◆ **DATA SUPPLIED**
>>>

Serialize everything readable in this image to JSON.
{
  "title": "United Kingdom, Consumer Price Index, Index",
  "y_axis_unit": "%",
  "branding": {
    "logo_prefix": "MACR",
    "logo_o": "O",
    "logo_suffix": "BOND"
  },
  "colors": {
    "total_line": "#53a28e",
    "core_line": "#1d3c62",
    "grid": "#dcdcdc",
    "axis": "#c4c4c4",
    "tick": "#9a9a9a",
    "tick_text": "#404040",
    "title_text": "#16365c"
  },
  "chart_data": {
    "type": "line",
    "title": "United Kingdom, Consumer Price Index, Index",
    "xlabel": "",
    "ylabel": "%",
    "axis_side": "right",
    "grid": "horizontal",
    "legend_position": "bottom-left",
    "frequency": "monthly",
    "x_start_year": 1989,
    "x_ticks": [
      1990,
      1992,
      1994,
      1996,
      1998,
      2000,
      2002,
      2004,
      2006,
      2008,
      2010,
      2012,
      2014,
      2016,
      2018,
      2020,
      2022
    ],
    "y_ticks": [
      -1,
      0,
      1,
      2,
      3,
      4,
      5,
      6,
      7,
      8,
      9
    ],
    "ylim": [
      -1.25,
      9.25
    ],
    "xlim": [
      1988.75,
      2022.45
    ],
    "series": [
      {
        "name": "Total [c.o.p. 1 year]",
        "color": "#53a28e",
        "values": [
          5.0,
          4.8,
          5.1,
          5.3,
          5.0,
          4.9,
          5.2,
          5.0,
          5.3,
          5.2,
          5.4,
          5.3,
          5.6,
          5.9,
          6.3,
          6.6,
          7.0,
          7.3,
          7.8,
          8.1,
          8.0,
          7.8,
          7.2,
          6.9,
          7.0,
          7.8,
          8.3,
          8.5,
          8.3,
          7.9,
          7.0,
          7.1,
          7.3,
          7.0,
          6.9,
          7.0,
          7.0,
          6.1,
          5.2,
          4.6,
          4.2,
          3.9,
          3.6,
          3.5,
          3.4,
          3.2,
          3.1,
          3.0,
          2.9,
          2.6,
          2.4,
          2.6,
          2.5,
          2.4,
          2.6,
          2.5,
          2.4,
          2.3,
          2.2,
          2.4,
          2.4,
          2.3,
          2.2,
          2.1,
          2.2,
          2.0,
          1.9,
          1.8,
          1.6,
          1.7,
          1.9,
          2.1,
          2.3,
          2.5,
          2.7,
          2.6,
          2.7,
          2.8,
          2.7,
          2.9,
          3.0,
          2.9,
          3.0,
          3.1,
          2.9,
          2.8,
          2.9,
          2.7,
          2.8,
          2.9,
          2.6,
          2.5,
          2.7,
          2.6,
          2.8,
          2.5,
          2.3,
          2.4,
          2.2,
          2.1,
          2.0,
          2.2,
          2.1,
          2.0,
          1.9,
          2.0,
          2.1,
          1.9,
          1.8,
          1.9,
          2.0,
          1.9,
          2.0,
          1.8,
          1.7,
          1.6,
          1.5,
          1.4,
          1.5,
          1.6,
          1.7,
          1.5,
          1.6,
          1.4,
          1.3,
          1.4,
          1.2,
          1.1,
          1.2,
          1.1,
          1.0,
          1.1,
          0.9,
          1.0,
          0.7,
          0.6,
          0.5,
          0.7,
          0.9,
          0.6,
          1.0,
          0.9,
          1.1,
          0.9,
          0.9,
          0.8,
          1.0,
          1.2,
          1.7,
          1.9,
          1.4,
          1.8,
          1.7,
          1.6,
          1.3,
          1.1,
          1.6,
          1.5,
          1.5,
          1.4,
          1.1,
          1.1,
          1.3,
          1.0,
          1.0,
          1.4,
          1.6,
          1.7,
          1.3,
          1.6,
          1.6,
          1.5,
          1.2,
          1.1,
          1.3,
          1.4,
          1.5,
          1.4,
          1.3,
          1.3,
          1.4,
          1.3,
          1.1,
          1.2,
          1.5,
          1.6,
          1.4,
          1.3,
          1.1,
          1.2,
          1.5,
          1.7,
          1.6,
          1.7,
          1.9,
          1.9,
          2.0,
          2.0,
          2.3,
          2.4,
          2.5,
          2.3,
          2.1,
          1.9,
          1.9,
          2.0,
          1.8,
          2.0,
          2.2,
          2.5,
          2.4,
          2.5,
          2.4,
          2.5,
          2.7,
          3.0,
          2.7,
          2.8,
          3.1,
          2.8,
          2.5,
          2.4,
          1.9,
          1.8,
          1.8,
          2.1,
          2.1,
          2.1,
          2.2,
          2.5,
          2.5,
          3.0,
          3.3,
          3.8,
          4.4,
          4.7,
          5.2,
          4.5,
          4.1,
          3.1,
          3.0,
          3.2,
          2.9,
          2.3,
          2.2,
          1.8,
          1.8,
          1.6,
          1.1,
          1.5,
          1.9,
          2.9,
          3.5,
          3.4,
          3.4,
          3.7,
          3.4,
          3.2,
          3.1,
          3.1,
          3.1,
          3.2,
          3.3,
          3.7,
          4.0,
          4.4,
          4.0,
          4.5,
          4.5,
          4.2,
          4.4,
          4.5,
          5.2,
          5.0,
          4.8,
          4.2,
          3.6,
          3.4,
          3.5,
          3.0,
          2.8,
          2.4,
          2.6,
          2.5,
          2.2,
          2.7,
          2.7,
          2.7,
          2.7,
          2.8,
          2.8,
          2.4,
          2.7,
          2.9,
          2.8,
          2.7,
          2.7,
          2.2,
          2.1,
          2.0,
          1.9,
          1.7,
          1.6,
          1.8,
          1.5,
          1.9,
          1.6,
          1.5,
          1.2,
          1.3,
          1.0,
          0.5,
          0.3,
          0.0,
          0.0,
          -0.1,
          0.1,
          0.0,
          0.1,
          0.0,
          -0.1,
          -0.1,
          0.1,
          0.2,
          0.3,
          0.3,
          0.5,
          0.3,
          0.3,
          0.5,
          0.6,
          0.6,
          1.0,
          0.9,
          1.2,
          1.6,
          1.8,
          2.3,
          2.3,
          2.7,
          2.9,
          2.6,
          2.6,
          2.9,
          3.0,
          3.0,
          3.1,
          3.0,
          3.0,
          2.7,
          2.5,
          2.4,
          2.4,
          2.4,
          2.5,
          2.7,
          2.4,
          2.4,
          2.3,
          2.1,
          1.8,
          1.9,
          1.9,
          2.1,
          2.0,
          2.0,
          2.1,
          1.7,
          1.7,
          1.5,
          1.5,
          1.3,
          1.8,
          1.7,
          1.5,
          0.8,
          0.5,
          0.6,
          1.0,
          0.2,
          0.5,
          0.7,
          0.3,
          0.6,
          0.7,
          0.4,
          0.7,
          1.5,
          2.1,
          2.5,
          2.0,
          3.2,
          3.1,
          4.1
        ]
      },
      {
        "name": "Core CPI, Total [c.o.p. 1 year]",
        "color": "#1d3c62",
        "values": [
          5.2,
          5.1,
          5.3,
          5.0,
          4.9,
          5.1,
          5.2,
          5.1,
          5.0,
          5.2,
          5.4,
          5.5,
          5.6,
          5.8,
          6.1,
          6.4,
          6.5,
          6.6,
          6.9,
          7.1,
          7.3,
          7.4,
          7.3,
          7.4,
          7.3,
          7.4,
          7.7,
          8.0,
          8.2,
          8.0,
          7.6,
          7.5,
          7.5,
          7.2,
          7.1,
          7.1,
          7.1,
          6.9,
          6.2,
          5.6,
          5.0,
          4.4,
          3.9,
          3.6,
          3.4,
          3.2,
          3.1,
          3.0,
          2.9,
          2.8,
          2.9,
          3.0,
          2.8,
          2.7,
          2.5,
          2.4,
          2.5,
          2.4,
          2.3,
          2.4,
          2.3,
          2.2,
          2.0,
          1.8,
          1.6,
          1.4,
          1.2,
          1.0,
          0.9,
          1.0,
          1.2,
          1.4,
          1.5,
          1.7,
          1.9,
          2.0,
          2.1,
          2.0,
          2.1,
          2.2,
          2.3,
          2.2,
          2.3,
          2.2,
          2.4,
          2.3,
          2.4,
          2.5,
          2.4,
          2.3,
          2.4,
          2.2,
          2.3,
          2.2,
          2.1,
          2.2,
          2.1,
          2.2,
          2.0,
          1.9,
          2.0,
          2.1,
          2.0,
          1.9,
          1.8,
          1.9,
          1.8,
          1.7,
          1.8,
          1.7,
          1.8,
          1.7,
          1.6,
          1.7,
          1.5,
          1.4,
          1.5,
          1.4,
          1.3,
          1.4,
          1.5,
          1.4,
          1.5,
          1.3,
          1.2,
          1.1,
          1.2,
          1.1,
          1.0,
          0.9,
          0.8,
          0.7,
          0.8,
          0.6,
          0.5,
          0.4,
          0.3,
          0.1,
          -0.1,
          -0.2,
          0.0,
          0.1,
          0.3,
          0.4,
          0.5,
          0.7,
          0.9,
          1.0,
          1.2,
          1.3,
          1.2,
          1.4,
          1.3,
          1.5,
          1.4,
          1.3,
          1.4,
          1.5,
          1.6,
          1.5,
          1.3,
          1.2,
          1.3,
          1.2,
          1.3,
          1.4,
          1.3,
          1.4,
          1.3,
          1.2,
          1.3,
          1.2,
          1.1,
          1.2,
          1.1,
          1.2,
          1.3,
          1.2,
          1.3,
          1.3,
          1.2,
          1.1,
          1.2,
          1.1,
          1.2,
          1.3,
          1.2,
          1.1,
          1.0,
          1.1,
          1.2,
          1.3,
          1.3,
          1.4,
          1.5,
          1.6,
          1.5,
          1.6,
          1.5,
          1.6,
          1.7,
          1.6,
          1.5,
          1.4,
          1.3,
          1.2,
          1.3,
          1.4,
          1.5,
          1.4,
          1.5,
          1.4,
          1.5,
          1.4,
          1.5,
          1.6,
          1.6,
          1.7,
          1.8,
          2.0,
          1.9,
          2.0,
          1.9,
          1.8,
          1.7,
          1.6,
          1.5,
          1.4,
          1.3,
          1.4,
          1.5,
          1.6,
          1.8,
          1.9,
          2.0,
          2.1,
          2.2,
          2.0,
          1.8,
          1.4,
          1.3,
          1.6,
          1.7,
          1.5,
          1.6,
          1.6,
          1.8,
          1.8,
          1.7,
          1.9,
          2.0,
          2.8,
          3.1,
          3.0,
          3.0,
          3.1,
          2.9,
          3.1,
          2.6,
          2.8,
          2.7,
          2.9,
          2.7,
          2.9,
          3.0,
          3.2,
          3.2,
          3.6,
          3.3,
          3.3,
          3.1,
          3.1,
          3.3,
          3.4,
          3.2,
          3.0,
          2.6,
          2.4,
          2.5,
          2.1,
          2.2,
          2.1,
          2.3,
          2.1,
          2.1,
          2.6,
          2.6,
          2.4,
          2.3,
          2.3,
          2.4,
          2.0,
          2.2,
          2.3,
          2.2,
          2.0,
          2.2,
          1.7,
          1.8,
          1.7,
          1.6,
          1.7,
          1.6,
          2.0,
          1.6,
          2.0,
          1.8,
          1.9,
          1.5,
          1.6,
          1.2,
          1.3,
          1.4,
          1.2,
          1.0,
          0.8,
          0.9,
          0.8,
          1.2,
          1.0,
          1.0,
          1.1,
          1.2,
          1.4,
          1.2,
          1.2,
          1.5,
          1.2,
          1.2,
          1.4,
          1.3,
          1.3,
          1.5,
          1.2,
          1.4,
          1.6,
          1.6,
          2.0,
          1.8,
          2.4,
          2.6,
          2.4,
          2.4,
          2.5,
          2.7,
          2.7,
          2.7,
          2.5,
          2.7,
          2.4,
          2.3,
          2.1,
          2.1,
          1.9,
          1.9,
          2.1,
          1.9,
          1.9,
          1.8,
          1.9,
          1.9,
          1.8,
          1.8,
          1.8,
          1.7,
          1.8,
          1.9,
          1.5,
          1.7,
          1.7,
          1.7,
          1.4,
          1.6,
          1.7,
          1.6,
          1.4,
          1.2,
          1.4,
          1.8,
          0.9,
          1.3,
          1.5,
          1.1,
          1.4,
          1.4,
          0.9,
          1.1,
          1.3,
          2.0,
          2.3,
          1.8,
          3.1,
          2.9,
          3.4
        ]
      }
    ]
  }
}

<<<

◆ **GOAL**
Check each line of the records for the word "Price", and show the lines that contain it.

◆ **EXPECTED ANSWER**
  "title": "United Kingdom, Consumer Price Index, Index",
    "title": "United Kingdom, Consumer Price Index, Index",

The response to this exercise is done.